Return the records exactly as they are.

-- START Data to process --

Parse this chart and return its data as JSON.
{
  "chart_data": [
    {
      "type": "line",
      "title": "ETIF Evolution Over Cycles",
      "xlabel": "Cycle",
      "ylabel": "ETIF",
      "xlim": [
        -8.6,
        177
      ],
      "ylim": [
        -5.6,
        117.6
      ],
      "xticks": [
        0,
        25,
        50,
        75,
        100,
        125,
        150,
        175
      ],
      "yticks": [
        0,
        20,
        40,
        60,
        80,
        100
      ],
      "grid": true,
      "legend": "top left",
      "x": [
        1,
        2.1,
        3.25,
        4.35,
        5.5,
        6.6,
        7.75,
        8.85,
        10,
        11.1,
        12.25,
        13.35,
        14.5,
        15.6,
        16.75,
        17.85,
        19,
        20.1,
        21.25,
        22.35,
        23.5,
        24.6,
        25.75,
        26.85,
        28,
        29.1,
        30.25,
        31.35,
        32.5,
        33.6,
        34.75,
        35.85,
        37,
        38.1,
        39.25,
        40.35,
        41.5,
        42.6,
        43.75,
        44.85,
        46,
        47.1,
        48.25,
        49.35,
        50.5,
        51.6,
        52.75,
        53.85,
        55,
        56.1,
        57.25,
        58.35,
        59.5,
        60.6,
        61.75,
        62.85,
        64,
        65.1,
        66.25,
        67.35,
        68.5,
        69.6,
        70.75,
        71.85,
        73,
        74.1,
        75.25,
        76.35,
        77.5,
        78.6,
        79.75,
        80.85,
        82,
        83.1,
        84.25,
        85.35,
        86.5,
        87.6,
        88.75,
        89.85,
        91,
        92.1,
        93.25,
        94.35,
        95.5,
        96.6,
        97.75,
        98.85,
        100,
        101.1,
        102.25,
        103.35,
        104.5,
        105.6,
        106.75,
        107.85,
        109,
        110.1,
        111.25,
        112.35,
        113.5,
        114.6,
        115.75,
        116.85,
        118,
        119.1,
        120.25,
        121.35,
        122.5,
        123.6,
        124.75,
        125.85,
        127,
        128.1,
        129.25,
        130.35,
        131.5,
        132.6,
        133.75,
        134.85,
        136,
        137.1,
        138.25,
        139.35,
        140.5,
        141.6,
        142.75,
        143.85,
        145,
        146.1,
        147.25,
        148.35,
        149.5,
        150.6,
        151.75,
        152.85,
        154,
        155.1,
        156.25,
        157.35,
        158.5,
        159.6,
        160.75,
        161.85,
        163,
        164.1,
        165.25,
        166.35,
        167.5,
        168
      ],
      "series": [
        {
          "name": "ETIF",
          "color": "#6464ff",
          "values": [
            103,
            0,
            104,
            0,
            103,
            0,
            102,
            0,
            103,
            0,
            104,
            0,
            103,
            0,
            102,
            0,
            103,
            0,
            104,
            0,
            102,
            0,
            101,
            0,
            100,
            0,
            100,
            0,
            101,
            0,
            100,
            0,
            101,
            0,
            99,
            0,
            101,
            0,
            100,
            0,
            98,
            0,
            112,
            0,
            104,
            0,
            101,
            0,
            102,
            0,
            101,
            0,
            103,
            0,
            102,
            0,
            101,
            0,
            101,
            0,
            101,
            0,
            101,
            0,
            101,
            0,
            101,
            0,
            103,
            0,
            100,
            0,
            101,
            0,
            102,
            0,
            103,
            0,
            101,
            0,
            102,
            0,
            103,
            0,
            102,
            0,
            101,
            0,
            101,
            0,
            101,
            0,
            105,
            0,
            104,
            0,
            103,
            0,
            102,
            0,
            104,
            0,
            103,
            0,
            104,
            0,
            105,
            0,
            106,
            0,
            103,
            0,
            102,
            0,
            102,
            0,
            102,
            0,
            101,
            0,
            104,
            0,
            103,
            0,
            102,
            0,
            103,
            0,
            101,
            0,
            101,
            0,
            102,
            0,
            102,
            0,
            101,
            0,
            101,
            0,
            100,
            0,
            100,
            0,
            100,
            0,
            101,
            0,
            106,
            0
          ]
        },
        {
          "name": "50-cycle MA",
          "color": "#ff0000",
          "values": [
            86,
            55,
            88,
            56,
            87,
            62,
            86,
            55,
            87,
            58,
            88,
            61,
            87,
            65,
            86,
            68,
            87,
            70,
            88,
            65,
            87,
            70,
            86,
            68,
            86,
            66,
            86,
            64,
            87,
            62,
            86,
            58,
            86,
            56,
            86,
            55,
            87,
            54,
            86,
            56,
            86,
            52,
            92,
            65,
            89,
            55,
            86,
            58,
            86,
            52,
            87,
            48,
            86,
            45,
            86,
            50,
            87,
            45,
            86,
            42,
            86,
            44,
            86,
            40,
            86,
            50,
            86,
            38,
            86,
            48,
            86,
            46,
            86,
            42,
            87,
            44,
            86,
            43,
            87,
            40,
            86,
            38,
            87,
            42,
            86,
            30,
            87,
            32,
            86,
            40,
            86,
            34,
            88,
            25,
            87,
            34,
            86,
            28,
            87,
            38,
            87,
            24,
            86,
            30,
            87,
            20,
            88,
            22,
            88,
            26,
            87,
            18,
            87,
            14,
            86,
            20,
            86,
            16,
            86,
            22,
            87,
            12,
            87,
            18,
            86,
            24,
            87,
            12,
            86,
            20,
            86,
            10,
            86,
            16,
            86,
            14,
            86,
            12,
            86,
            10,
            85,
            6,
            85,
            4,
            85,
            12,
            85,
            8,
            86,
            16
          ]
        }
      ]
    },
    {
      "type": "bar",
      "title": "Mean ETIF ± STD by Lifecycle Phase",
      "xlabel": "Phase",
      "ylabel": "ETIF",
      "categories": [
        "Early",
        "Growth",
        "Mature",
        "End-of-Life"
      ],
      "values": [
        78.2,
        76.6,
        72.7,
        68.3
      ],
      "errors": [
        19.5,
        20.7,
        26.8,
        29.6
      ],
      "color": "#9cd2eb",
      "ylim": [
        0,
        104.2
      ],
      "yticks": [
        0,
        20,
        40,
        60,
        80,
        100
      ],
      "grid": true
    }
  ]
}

-- END Data to process --

- **Answer to this task**
Parse this chart and return its data as JSON.
{
  "chart_data": [
    {
      "type": "line",
      "title": "ETIF Evolution Over Cycles",
      "xlabel": "Cycle",
      "ylabel": "ETIF",
      "xlim": [
        -8.6,
        177
      ],
      "ylim": [
        -5.6,
        117.6
      ],
      "xticks": [
        0,
        25,
        50,
        75,
        100,
        125,
        150,
        175
      ],
      "yticks": [
        0,
        20,
        40,
        60,
        80,
        100
      ],
      "grid": true,
      "legend": "top left",
      "x": [
        1,
        2.1,
        3.25,
        4.35,
        5.5,
        6.6,
        7.75,
        8.85,
        10,
        11.1,
        12.25,
        13.35,
        14.5,
        15.6,
        16.75,
        17.85,
        19,
        20.1,
        21.25,
        22.35,
        23.5,
        24.6,
        25.75,
        26.85,
        28,
        29.1,
        30.25,
        31.35,
        32.5,
        33.6,
        34.75,
        35.85,
        37,
        38.1,
        39.25,
        40.35,
        41.5,
        42.6,
        43.75,
        44.85,
        46,
        47.1,
        48.25,
        49.35,
        50.5,
        51.6,
        52.75,
        53.85,
        55,
        56.1,
        57.25,
        58.35,
        59.5,
        60.6,
        61.75,
        62.85,
        64,
        65.1,
        66.25,
        67.35,
        68.5,
        69.6,
        70.75,
        71.85,
        73,
        74.1,
        75.25,
        76.35,
        77.5,
        78.6,
        79.75,
        80.85,
        82,
        83.1,
        84.25,
        85.35,
        86.5,
        87.6,
        88.75,
        89.85,
        91,
        92.1,
        93.25,
        94.35,
        95.5,
        96.6,
        97.75,
        98.85,
        100,
        101.1,
        102.25,
        103.35,
        104.5,
        105.6,
        106.75,
        107.85,
        109,
        110.1,
        111.25,
        112.35,
        113.5,
        114.6,
        115.75,
        116.85,
        118,
        119.1,
        120.25,
        121.35,
        122.5,
        123.6,
        124.75,
        125.85,
        127,
        128.1,
        129.25,
        130.35,
        131.5,
        132.6,
        133.75,
        134.85,
        136,
        137.1,
        138.25,
        139.35,
        140.5,
        141.6,
        142.75,
        143.85,
        145,
        146.1,
        147.25,
        148.35,
        149.5,
        150.6,
        151.75,
        152.85,
        154,
        155.1,
        156.25,
        157.35,
        158.5,
        159.6,
        160.75,
        161.85,
        163,
        164.1,
        165.25,
        166.35,
        167.5,
        168
      ],
      "series": [
        {
          "name": "ETIF",
          "color": "#6464ff",
          "values": [
            103,
            0,
            104,
            0,
            103,
            0,
            102,
            0,
            103,
            0,
            104,
            0,
            103,
            0,
            102,
            0,
            103,
            0,
            104,
            0,
            102,
            0,
            101,
            0,
            100,
            0,
            100,
            0,
            101,
            0,
            100,
            0,
            101,
            0,
            99,
            0,
            101,
            0,
            100,
            0,
            98,
            0,
            112,
            0,
            104,
            0,
            101,
            0,
            102,
            0,
            101,
            0,
            103,
            0,
            102,
            0,
            101,
            0,
            101,
            0,
            101,
            0,
            101,
            0,
            101,
            0,
            101,
            0,
            103,
            0,
            100,
            0,
            101,
            0,
            102,
            0,
            103,
            0,
            101,
            0,
            102,
            0,
            103,
            0,
            102,
            0,
            101,
            0,
            101,
            0,
            101,
            0,
            105,
            0,
            104,
            0,
            103,
            0,
            102,
            0,
            104,
            0,
            103,
            0,
            104,
            0,
            105,
            0,
            106,
            0,
            103,
            0,
            102,
            0,
            102,
            0,
            102,
            0,
            101,
            0,
            104,
            0,
            103,
            0,
            102,
            0,
            103,
            0,
            101,
            0,
            101,
            0,
            102,
            0,
            102,
            0,
            101,
            0,
            101,
            0,
            100,
            0,
            100,
            0,
            100,
            0,
            101,
            0,
            106,
            0
          ]
        },
        {
          "name": "50-cycle MA",
          "color": "#ff0000",
          "values": [
            86,
            55,
            88,
            56,
            87,
            62,
            86,
            55,
            87,
            58,
            88,
            61,
            87,
            65,
            86,
            68,
            87,
            70,
            88,
            65,
            87,
            70,
            86,
            68,
            86,
            66,
            86,
            64,
            87,
            62,
            86,
            58,
            86,
            56,
            86,
            55,
            87,
            54,
            86,
            56,
            86,
            52,
            92,
            65,
            89,
            55,
            86,
            58,
            86,
            52,
            87,
            48,
            86,
            45,
            86,
            50,
            87,
            45,
            86,
            42,
            86,
            44,
            86,
            40,
            86,
            50,
            86,
            38,
            86,
            48,
            86,
            46,
            86,
            42,
            87,
            44,
            86,
            43,
            87,
            40,
            86,
            38,
            87,
            42,
            86,
            30,
            87,
            32,
            86,
            40,
            86,
            34,
            88,
            25,
            87,
            34,
            86,
            28,
            87,
            38,
            87,
            24,
            86,
            30,
            87,
            20,
            88,
            22,
            88,
            26,
            87,
            18,
            87,
            14,
            86,
            20,
            86,
            16,
            86,
            22,
            87,
            12,
            87,
            18,
            86,
            24,
            87,
            12,
            86,
            20,
            86,
            10,
            86,
            16,
            86,
            14,
            86,
            12,
            86,
            10,
            85,
            6,
            85,
            4,
            85,
            12,
            85,
            8,
            86,
            16
          ]
        }
      ]
    },
    {
      "type": "bar",
      "title": "Mean ETIF ± STD by Lifecycle Phase",
      "xlabel": "Phase",
      "ylabel": "ETIF",
      "categories": [
        "Early",
        "Growth",
        "Mature",
        "End-of-Life"
      ],
      "values": [
        78.2,
        76.6,
        72.7,
        68.3
      ],
      "errors": [
        19.5,
        20.7,
        26.8,
        29.6
      ],
      "color": "#9cd2eb",
      "ylim": [
        0,
        104.2
      ],
      "yticks": [
        0,
        20,
        40,
        60,
        80,
        100
      ],
      "grid": true
    }
  ]
}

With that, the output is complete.